- _What is being asked_: Copy every record below exactly.

** START Exercise material **

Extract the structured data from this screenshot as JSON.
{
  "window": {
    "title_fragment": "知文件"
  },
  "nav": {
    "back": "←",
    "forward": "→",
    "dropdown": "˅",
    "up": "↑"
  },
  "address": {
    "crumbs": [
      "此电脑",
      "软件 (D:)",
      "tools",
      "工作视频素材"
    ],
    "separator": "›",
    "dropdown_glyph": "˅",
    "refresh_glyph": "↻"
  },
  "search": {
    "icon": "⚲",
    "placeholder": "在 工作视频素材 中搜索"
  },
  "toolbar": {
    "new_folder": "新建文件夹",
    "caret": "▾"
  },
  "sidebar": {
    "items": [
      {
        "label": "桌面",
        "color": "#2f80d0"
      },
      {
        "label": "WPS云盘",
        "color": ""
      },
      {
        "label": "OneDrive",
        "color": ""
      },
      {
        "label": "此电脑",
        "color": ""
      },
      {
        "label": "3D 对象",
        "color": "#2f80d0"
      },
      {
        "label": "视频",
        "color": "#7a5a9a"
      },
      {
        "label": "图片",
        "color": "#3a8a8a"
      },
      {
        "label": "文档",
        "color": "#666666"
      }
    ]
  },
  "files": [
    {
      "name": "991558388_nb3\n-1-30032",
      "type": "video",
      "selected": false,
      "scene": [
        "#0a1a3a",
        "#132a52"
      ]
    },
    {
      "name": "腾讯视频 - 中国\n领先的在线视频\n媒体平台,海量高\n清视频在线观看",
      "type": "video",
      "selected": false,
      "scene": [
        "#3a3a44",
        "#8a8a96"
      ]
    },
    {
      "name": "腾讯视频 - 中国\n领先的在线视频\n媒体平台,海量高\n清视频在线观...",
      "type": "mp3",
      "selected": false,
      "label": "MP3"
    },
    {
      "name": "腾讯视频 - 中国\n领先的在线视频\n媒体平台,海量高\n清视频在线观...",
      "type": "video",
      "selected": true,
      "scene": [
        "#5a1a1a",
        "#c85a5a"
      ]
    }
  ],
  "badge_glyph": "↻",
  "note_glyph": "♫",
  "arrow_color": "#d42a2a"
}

** END Exercise material **

- _Output of the exercise_:
Extract the structured data from this screenshot as JSON.
{
  "window": {
    "title_fragment": "知文件"
  },
  "nav": {
    "back": "←",
    "forward": "→",
    "dropdown": "˅",
    "up": "↑"
  },
  "address": {
    "crumbs": [
      "此电脑",
      "软件 (D:)",
      "tools",
      "工作视频素材"
    ],
    "separator": "›",
    "dropdown_glyph": "˅",
    "refresh_glyph": "↻"
  },
  "search": {
    "icon": "⚲",
    "placeholder": "在 工作视频素材 中搜索"
  },
  "toolbar": {
    "new_folder": "新建文件夹",
    "caret": "▾"
  },
  "sidebar": {
    "items": [
      {
        "label": "桌面",
        "color": "#2f80d0"
      },
      {
        "label": "WPS云盘",
        "color": ""
      },
      {
        "label": "OneDrive",
        "color": ""
      },
      {
        "label": "此电脑",
        "color": ""
      },
      {
        "label": "3D 对象",
        "color": "#2f80d0"
      },
      {
        "label": "视频",
        "color": "#7a5a9a"
      },
      {
        "label": "图片",
        "color": "#3a8a8a"
      },
      {
        "label": "文档",
        "color": "#666666"
      }
    ]
  },
  "files": [
    {
      "name": "991558388_nb3\n-1-30032",
      "type": "video",
      "selected": false,
      "scene": [
        "#0a1a3a",
        "#132a52"
      ]
    },
    {
      "name": "腾讯视频 - 中国\n领先的在线视频\n媒体平台,海量高\n清视频在线观看",
      "type": "video",
      "selected": false,
      "scene": [
        "#3a3a44",
        "#8a8a96"
      ]
    },
    {
      "name": "腾讯视频 - 中国\n领先的在线视频\n媒体平台,海量高\n清视频在线观...",
      "type": "mp3",
      "selected": false,
      "label": "MP3"
    },
    {
      "name": "腾讯视频 - 中国\n领先的在线视频\n媒体平台,海量高\n清视频在线观...",
      "type": "video",
      "selected": true,
      "scene": [
        "#5a1a1a",
        "#c85a5a"
      ]
    }
  ],
  "badge_glyph": "↻",
  "note_glyph": "♫",
  "arrow_color": "#d42a2a"
}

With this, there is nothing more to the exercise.